[What you need to do] Restate the records below word for word, and omit the images they hold.

[Dataset listings of figures]
----

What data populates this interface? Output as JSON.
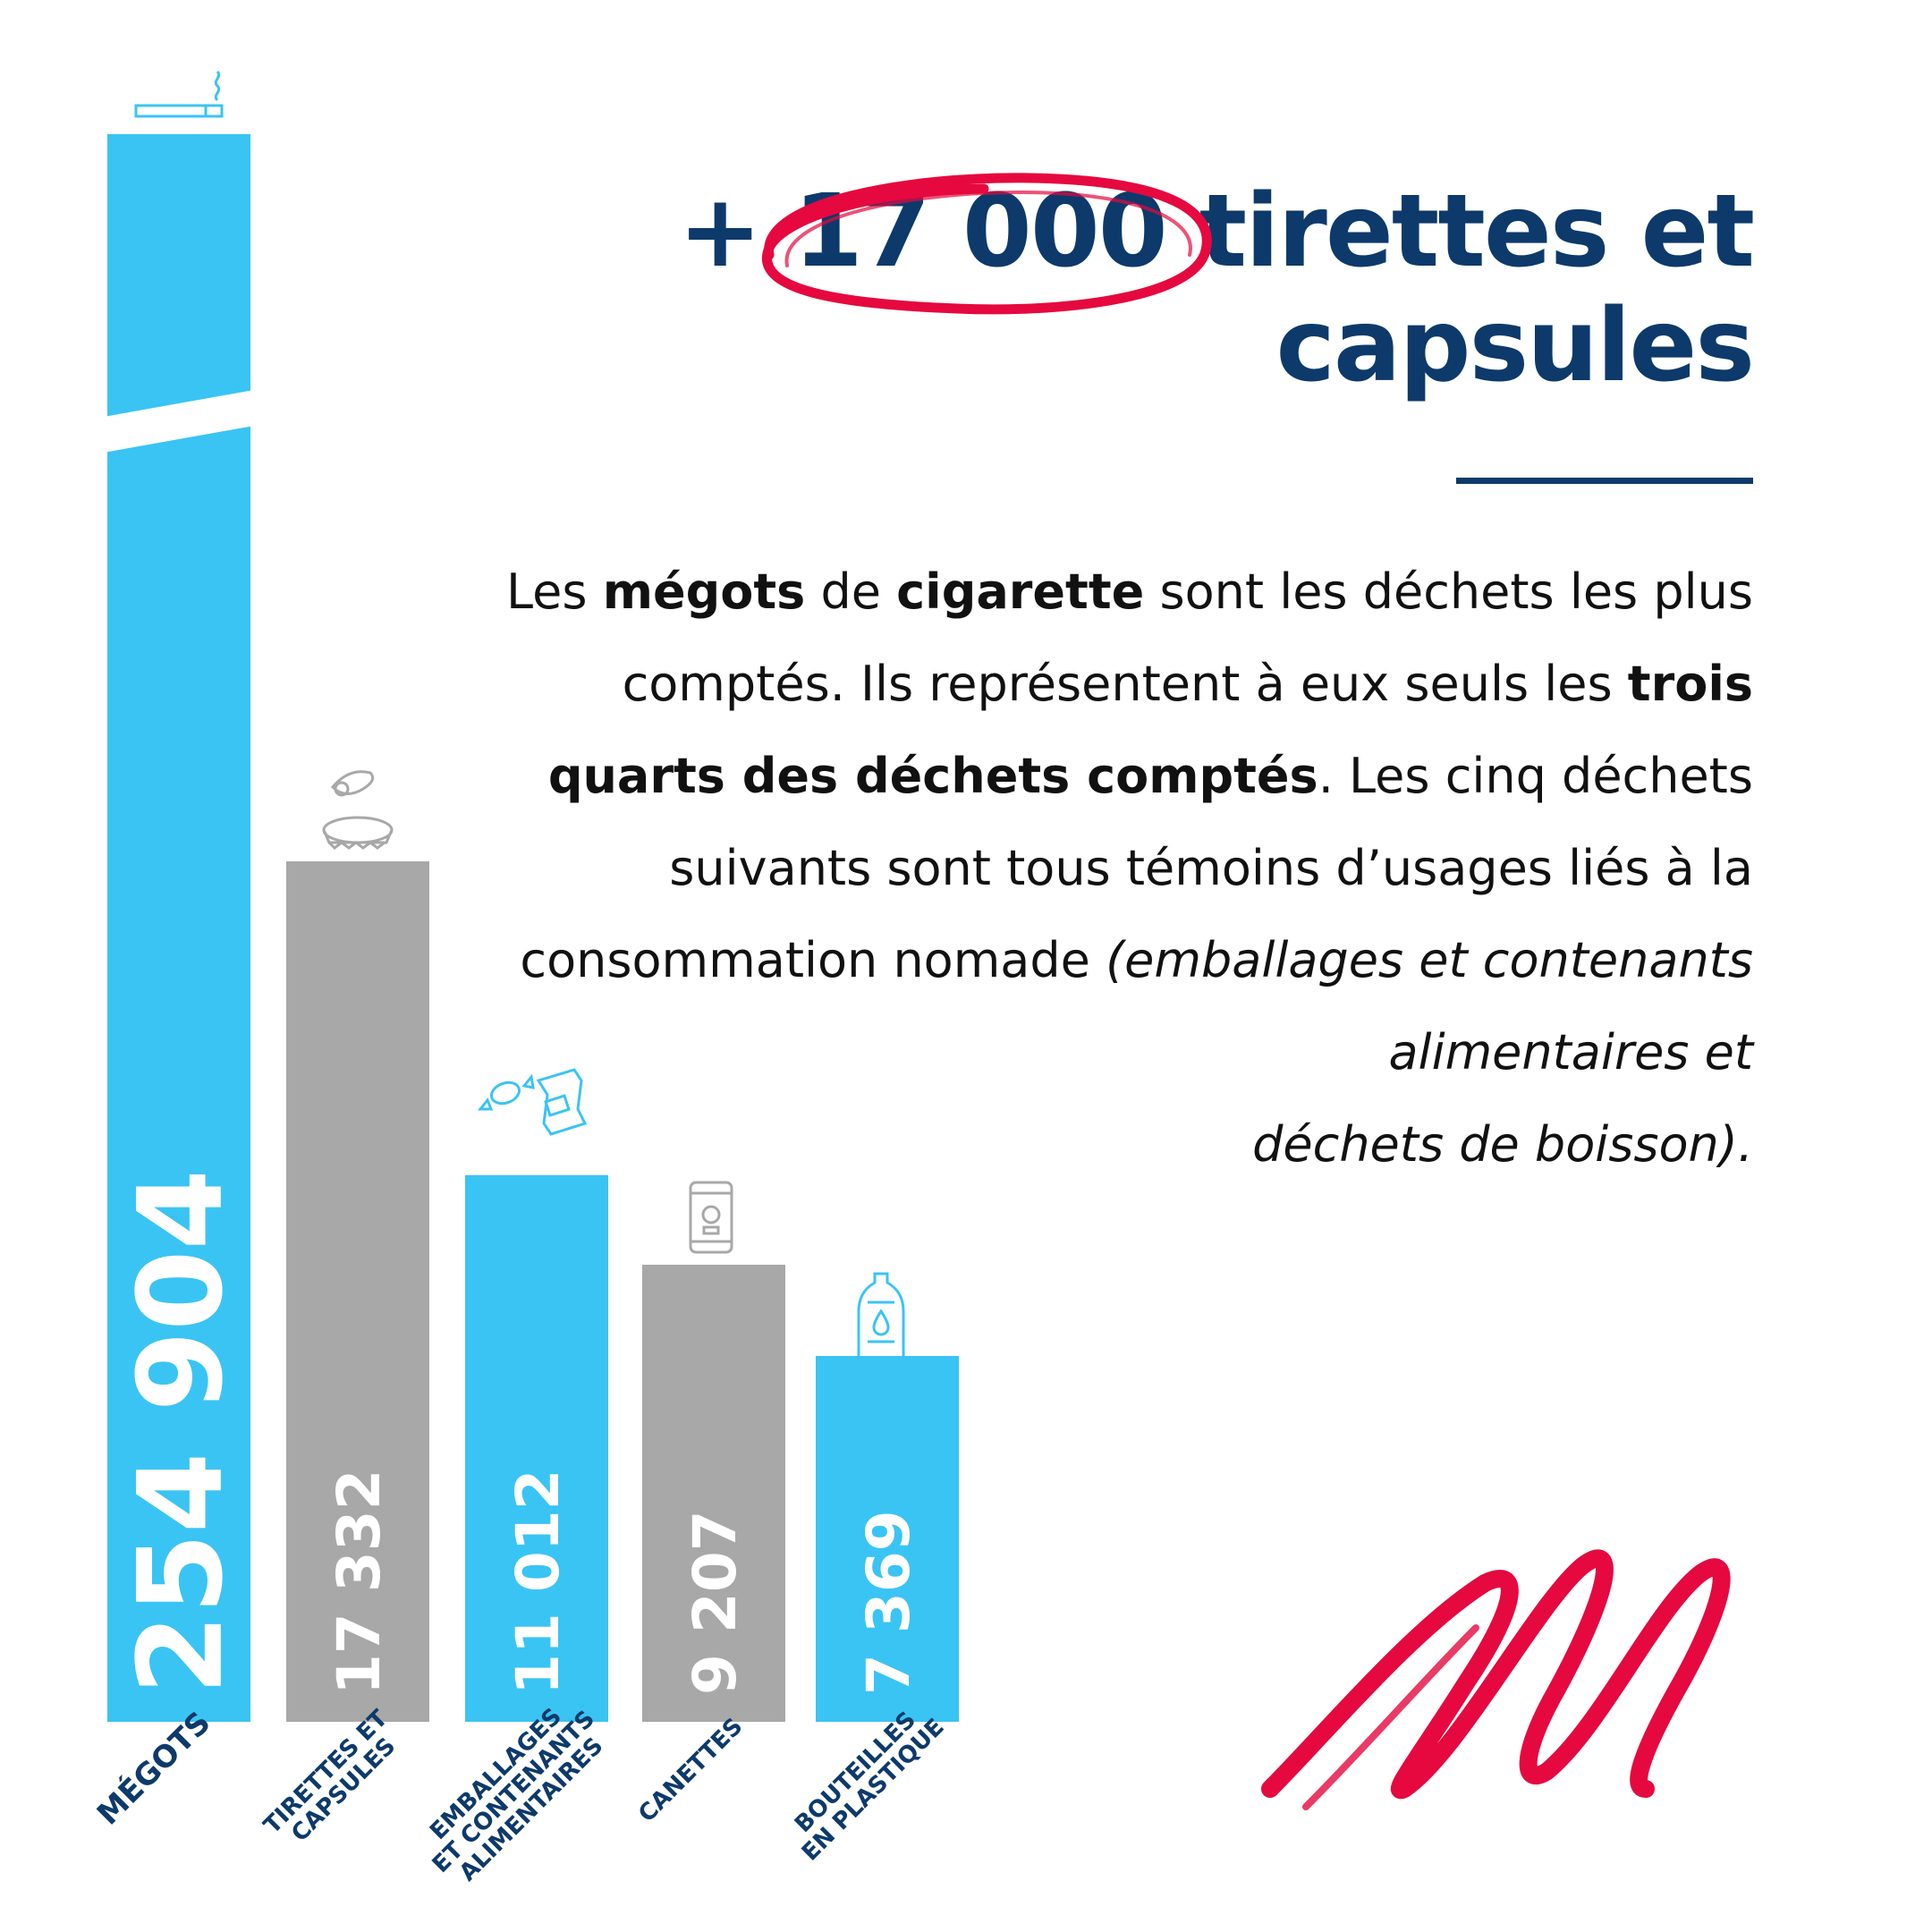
{
  "headline": {
    "highlight": "+ 17 000",
    "line1_rest": " tirettes et",
    "line2": "capsules"
  },
  "body": {
    "p1": "Les ",
    "b1": "mégots",
    "p2": " de ",
    "b2": "cigarette",
    "p3": " sont les déchets les plus comptés. Ils représentent à eux seuls les ",
    "b3": "trois quarts des déchets comptés",
    "p4": ". Les cinq déchets suivants sont tous témoins d’usages liés à la consommation nomade ",
    "i1": "(emballages et contenants alimentaires et",
    "i2": "déchets de boisson)."
  },
  "colors": {
    "blue": "#3ac4f3",
    "gray": "#a8a8a8",
    "navy": "#0d3a6b",
    "red": "#e5093f"
  },
  "chart_data": {
    "type": "bar",
    "axis_break": true,
    "categories": [
      [
        "MÉGOTS"
      ],
      [
        "TIRETTES ET",
        "CAPSULES"
      ],
      [
        "EMBALLAGES",
        "ET CONTENANTS",
        "ALIMENTAIRES"
      ],
      [
        "CANETTES"
      ],
      [
        "BOUTEILLES",
        "EN PLASTIQUE"
      ]
    ],
    "values": [
      254904,
      17332,
      11012,
      9207,
      7369
    ],
    "value_labels": [
      "254 904",
      "17 332",
      "11 012",
      "9 207",
      "7 369"
    ],
    "bar_colors": [
      "blue",
      "gray",
      "blue",
      "gray",
      "blue"
    ],
    "icons": [
      "cigarette-icon",
      "pull-tab-and-cap-icon",
      "candy-and-snack-pack-icon",
      "can-icon",
      "bottle-icon"
    ]
  }
}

----

[Result]
What data populates this interface? Output as JSON.
{
  "headline": {
    "highlight": "+ 17 000",
    "line1_rest": " tirettes et",
    "line2": "capsules"
  },
  "body": {
    "p1": "Les ",
    "b1": "mégots",
    "p2": " de ",
    "b2": "cigarette",
    "p3": " sont les déchets les plus comptés. Ils représentent à eux seuls les ",
    "b3": "trois quarts des déchets comptés",
    "p4": ". Les cinq déchets suivants sont tous témoins d’usages liés à la consommation nomade ",
    "i1": "(emballages et contenants alimentaires et",
    "i2": "déchets de boisson)."
  },
  "colors": {
    "blue": "#3ac4f3",
    "gray": "#a8a8a8",
    "navy": "#0d3a6b",
    "red": "#e5093f"
  },
  "chart_data": {
    "type": "bar",
    "axis_break": true,
    "categories": [
      [
        "MÉGOTS"
      ],
      [
        "TIRETTES ET",
        "CAPSULES"
      ],
      [
        "EMBALLAGES",
        "ET CONTENANTS",
        "ALIMENTAIRES"
      ],
      [
        "CANETTES"
      ],
      [
        "BOUTEILLES",
        "EN PLASTIQUE"
      ]
    ],
    "values": [
      254904,
      17332,
      11012,
      9207,
      7369
    ],
    "value_labels": [
      "254 904",
      "17 332",
      "11 012",
      "9 207",
      "7 369"
    ],
    "bar_colors": [
      "blue",
      "gray",
      "blue",
      "gray",
      "blue"
    ],
    "icons": [
      "cigarette-icon",
      "pull-tab-and-cap-icon",
      "candy-and-snack-pack-icon",
      "can-icon",
      "bottle-icon"
    ]
  }
}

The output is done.